# Written task
Compile every line that includes the word "الله".

# Data for this exercise
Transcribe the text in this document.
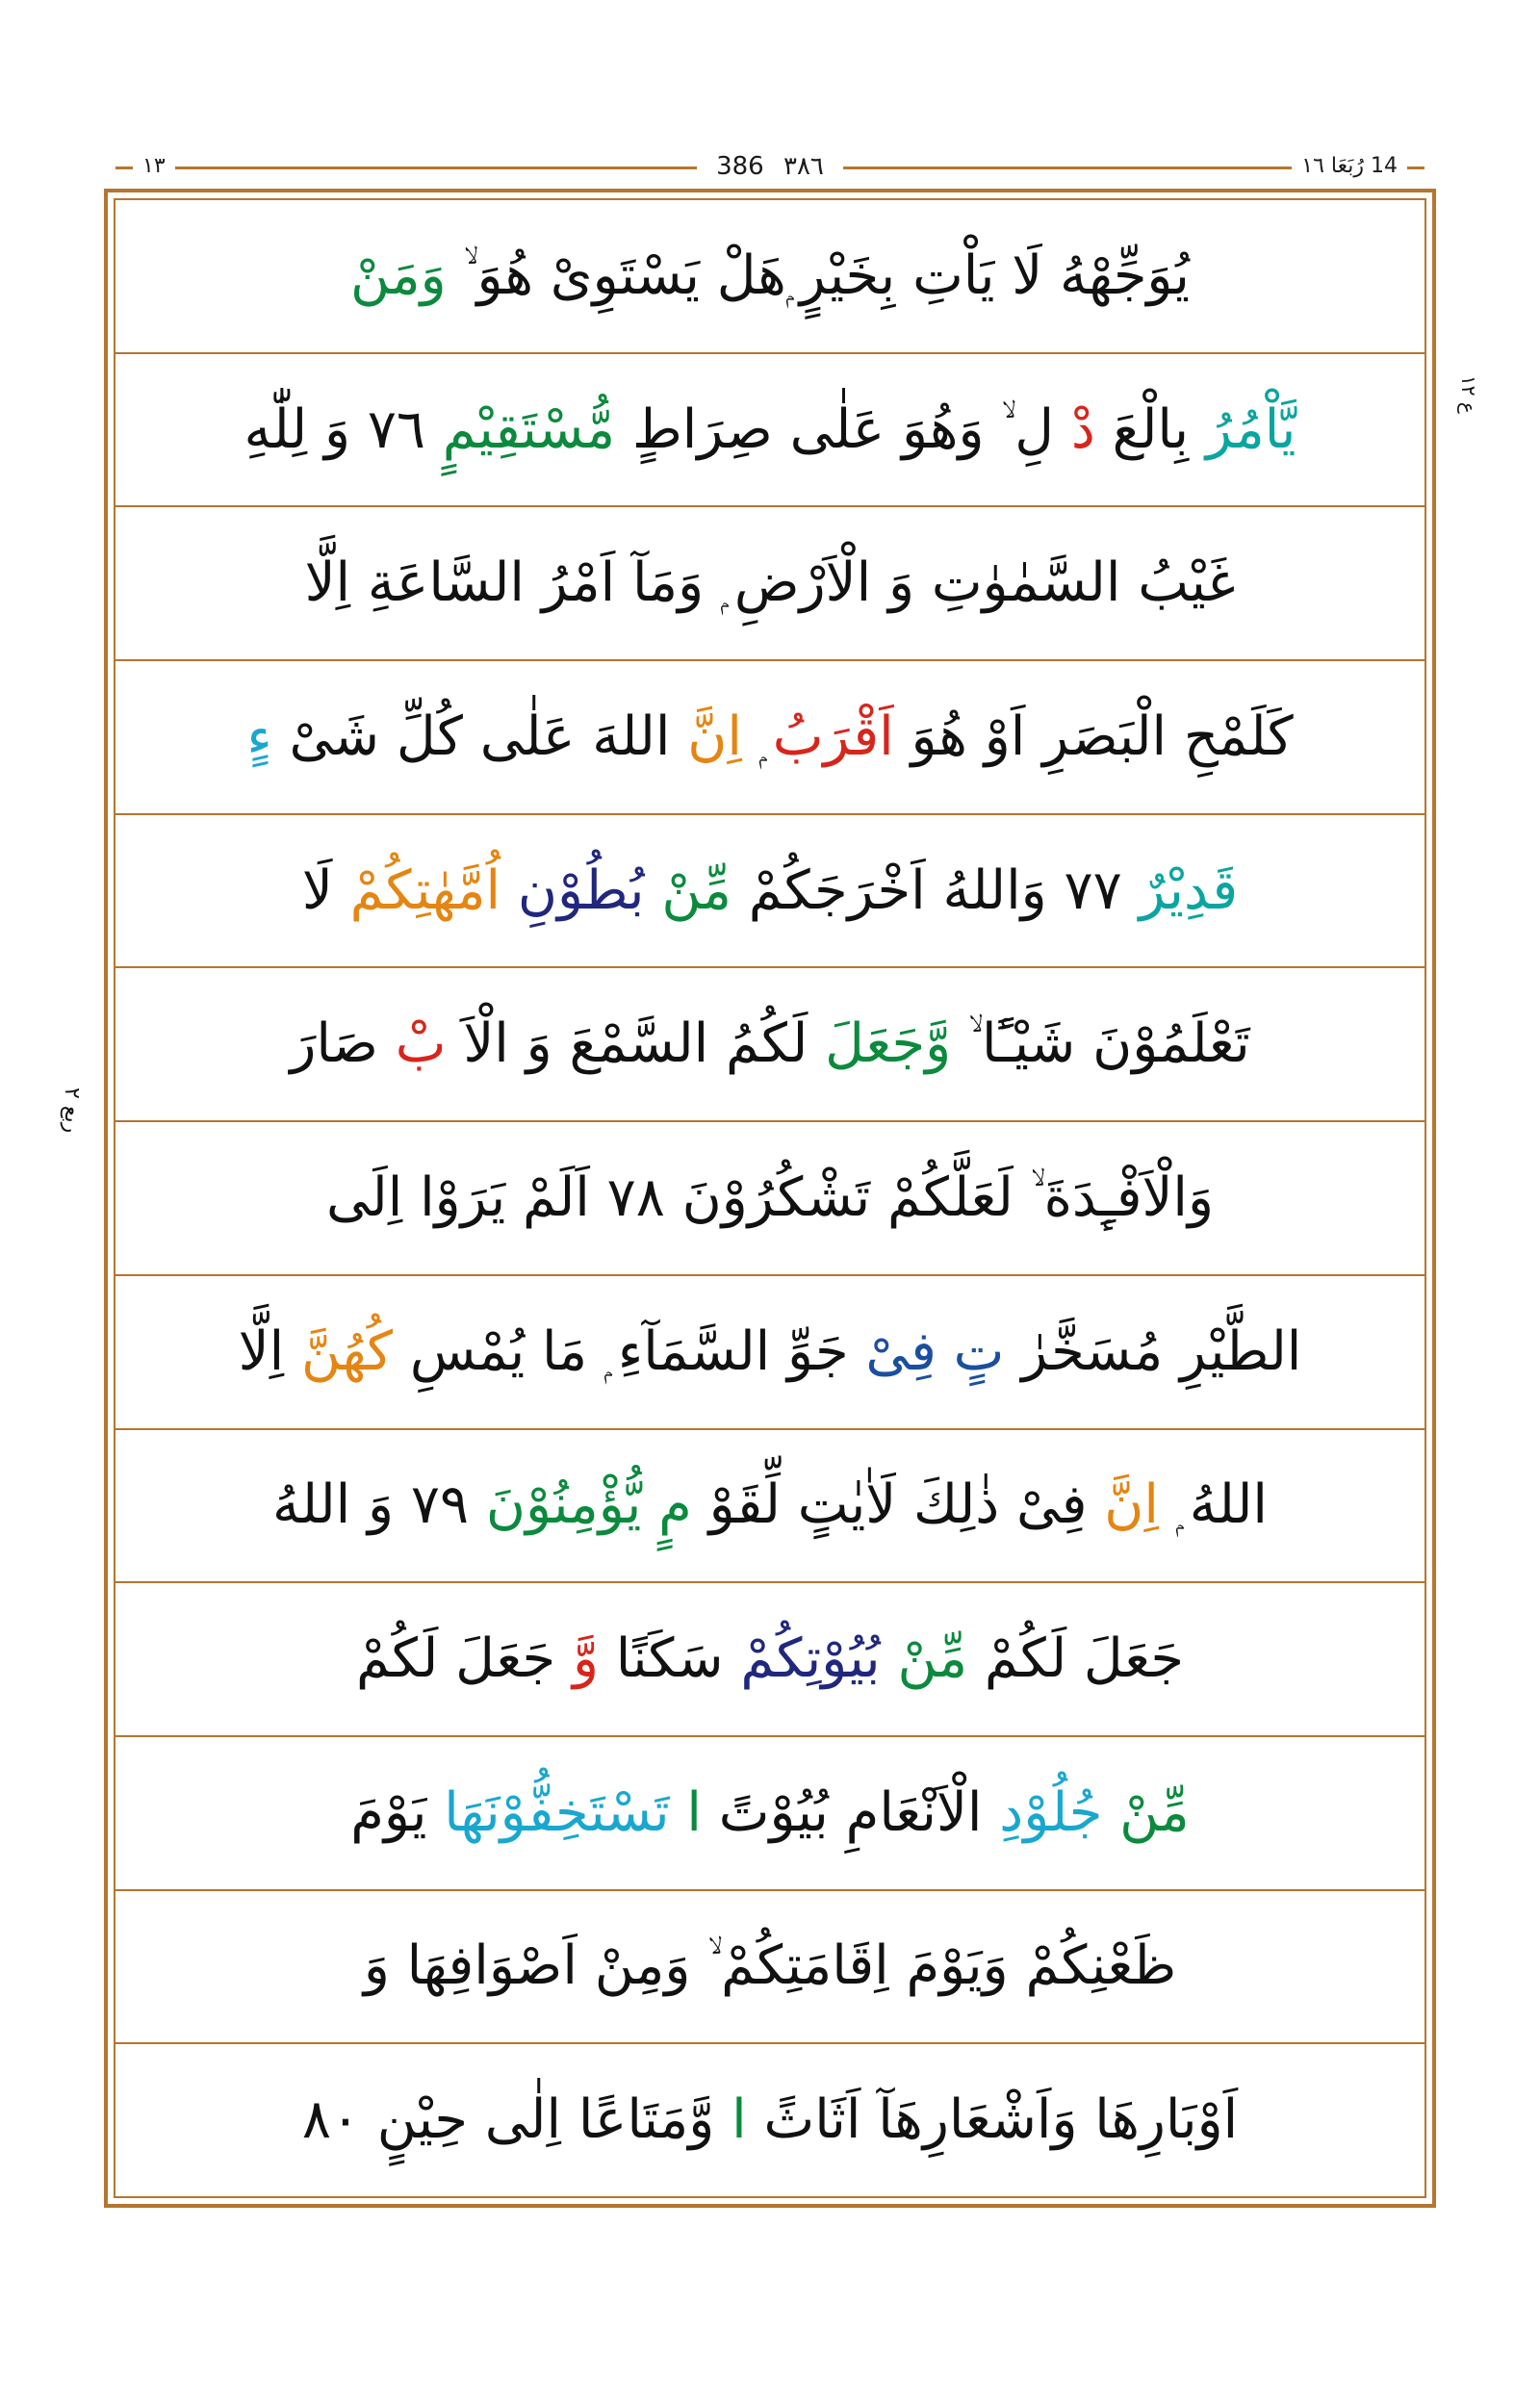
14 رُبَعَا ١٦
٣٨٦ 386
١٣
ع ١٢
ربع ٢
يُوَجِّهْهُ لَا يَاْتِ بِخَيْرٍ ۭهَلْ يَسْتَوِىْ هُوَ ۙ وَمَنْ
يَّاْمُرُ بِالْعَ دْ لِ ۙ وَهُوَ عَلٰى صِرَاطٍ مُّسْتَقِيْمٍ ٧٦ وَ لِلّٰهِ
غَيْبُ السَّمٰوٰتِ وَ الْاَرْضِ ۭ وَمَآ اَمْرُ السَّاعَةِ اِلَّا
كَلَمْحِ الْبَصَرِ اَوْ هُوَ اَقْرَبُ اِنَّ اللهَ عَلٰى كُلِّ شَىْ ءٍ
قَدِيْرٌ ٧٧ وَاللهُ اَخْرَجَكُمْ مِّنْ بُطُوْنِ اُمَّهٰتِكُمْ لَا
تَعْلَمُوْنَ شَيْـًٔا ۙ وَّجَعَلَ لَكُمُ السَّمْعَ وَ الْاَ بْ صَارَ
وَالْاَفْـِٕدَةَ ۙ لَعَلَّكُمْ تَشْكُرُوْنَ ٧٨ اَلَمْ يَرَوْا اِلَى
الطَّيْرِ مُسَخَّرٰ تٍ فِىْ جَوِّ السَّمَآءِ ۭ مَا يُمْسِ كُهُنَّ اِلَّا
اللهُ ۭ اِنَّ فِىْ ذٰلِكَ لَاٰيٰتٍ لِّقَوْ مٍ يُّؤْمِنُوْنَ ٧٩ وَ اللهُ
جَعَلَ لَكُمْ مِّنْ بُيُوْتِكُمْ سَكَنًا وَّ جَعَلَ لَكُمْ
مِّنْ جُلُوْدِ الْاَنْعَامِ بُيُوْتً ا تَسْتَخِفُّوْنَهَا يَوْمَ
ظَعْنِكُمْ وَيَوْمَ اِقَامَتِكُمْ ۙ وَمِنْ اَصْوَافِهَا وَ
اَوْبَارِهَا وَاَشْعَارِهَآ اَثَاثً ا وَّمَتَاعًا اِلٰى حِيْنٍ ٨٠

# Task answer
كَلَمْحِ الْبَصَرِ اَوْ هُوَ اَقْرَبُ اِنَّ اللهَ عَلٰى كُلِّ شَىْ ءٍ
قَدِيْرٌ ٧٧ وَاللهُ اَخْرَجَكُمْ مِّنْ بُطُوْنِ اُمَّهٰتِكُمْ لَا
اللهُ ۭ اِنَّ فِىْ ذٰلِكَ لَاٰيٰتٍ لِّقَوْ مٍ يُّؤْمِنُوْنَ ٧٩ وَ اللهُ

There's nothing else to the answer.